* _EXERCISE BRIEF_:
Look below and pull out each line with the word "środowisko".

* Start DATASET RECORDS *

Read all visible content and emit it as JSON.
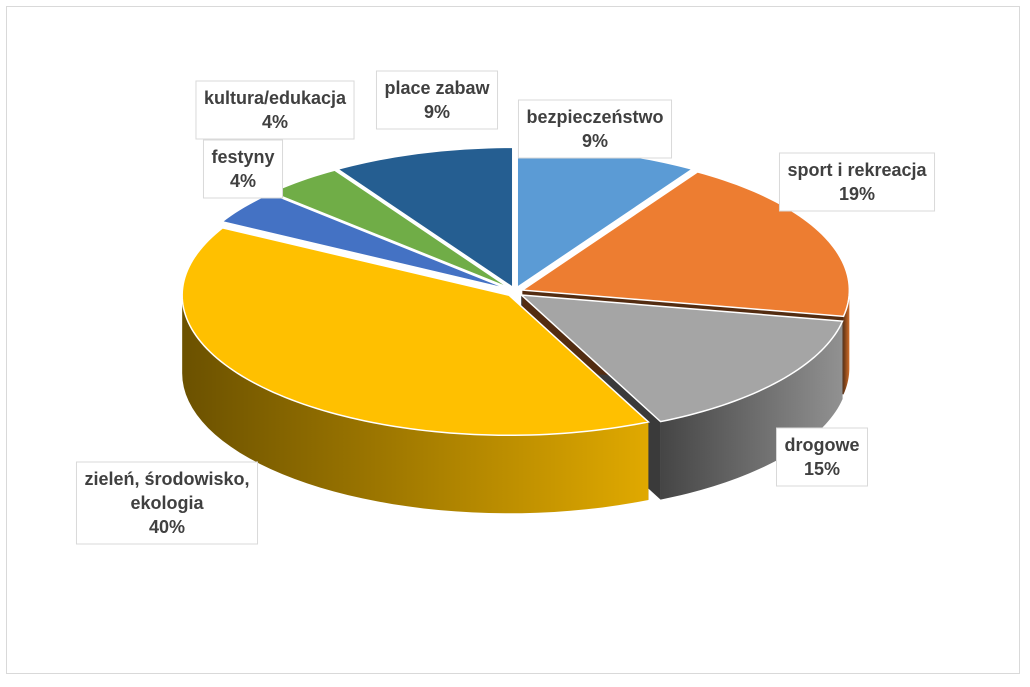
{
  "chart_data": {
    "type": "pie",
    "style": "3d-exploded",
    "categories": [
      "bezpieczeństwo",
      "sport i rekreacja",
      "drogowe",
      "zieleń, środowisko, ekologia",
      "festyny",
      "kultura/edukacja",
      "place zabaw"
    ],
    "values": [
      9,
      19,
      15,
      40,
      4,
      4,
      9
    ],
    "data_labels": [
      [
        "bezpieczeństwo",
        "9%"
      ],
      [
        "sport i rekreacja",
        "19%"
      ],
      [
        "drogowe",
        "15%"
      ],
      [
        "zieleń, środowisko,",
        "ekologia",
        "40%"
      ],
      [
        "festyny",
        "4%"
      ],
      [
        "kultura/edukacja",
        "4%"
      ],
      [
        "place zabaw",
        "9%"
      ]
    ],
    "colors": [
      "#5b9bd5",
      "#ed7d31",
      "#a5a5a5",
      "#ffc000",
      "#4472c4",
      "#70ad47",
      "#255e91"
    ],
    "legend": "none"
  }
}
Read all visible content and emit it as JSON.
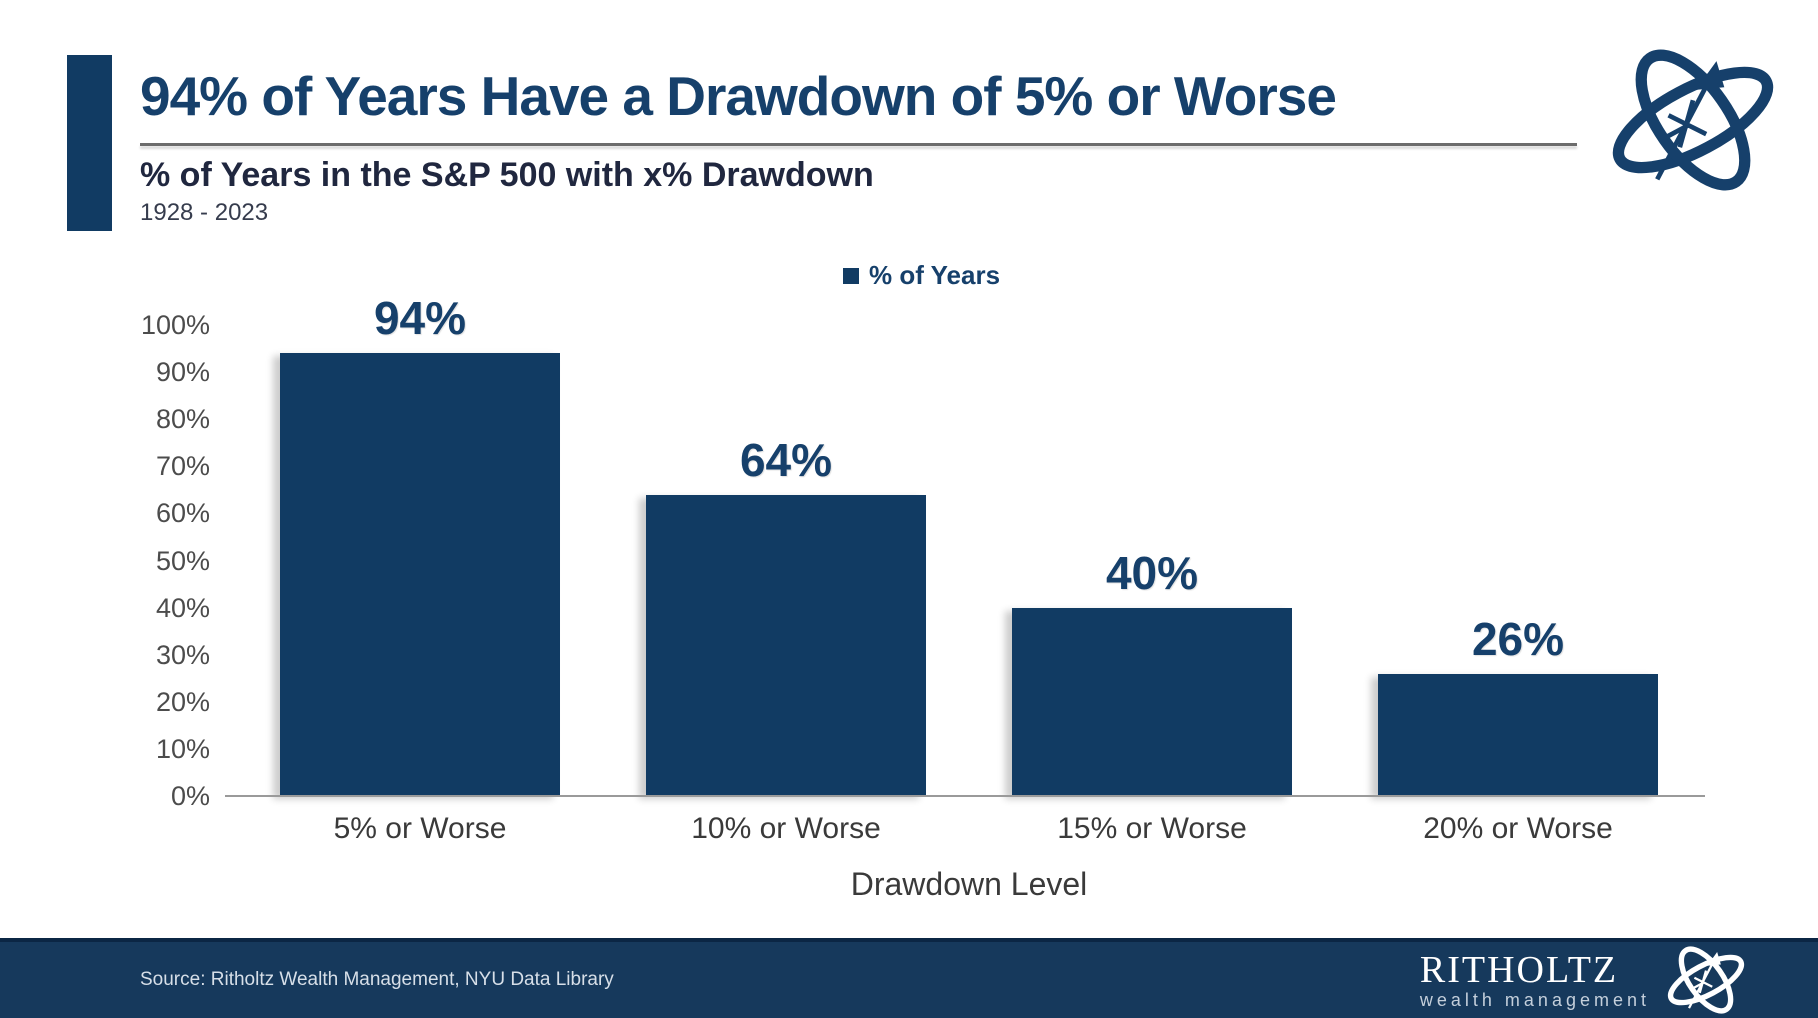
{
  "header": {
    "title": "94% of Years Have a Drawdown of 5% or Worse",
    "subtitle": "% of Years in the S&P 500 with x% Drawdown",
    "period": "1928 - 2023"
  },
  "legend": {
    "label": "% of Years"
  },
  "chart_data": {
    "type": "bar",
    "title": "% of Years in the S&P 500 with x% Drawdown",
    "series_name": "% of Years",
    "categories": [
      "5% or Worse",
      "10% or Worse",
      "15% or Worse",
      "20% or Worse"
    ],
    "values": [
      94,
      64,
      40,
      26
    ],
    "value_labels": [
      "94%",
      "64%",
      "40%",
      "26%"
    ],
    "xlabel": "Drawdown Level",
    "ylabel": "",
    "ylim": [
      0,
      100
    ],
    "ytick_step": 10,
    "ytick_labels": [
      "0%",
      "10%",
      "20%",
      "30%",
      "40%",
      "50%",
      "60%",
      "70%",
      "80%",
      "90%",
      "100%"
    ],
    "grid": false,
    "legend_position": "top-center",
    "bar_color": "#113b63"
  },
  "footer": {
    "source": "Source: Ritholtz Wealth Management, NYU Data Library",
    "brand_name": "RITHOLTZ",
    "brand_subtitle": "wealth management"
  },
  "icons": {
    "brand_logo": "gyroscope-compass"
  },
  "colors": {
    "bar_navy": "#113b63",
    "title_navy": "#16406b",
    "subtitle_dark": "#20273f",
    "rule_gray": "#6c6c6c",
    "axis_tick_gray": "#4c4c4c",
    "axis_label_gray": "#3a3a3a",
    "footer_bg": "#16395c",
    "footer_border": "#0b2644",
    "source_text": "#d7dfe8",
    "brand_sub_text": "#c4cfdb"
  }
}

* End DATASET RECORDS *
* Start DATASET RECORDS *

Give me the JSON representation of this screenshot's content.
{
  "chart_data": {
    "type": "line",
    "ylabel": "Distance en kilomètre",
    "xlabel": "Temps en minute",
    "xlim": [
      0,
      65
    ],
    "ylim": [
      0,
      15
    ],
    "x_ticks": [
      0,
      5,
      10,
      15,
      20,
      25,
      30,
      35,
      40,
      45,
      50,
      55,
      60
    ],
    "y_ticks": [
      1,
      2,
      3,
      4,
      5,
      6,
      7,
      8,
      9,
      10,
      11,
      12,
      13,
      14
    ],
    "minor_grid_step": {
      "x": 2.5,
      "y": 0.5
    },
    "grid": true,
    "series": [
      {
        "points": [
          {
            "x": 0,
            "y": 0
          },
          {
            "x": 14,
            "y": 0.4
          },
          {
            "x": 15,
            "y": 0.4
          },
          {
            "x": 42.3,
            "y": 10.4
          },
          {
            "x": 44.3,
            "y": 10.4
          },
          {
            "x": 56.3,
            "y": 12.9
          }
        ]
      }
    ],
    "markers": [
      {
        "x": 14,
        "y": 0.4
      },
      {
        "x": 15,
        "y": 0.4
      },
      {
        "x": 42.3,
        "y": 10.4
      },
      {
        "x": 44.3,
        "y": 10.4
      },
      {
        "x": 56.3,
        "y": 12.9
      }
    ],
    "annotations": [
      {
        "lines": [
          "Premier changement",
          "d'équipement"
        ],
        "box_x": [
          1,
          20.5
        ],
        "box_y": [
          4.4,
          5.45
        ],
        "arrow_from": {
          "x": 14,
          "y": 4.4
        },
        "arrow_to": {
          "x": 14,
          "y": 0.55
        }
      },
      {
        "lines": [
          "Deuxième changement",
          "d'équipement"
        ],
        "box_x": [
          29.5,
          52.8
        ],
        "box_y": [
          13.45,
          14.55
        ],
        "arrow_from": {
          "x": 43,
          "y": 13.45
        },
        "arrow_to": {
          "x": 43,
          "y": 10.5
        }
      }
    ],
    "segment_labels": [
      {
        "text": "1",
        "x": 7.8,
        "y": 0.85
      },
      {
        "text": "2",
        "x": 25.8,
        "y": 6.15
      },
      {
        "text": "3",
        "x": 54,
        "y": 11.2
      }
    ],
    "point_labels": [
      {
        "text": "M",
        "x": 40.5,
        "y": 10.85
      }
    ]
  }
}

* End DATASET RECORDS *

* _ANSWER BELOW_:
      "zieleń, środowisko, ekologia",
        "zieleń, środowisko,",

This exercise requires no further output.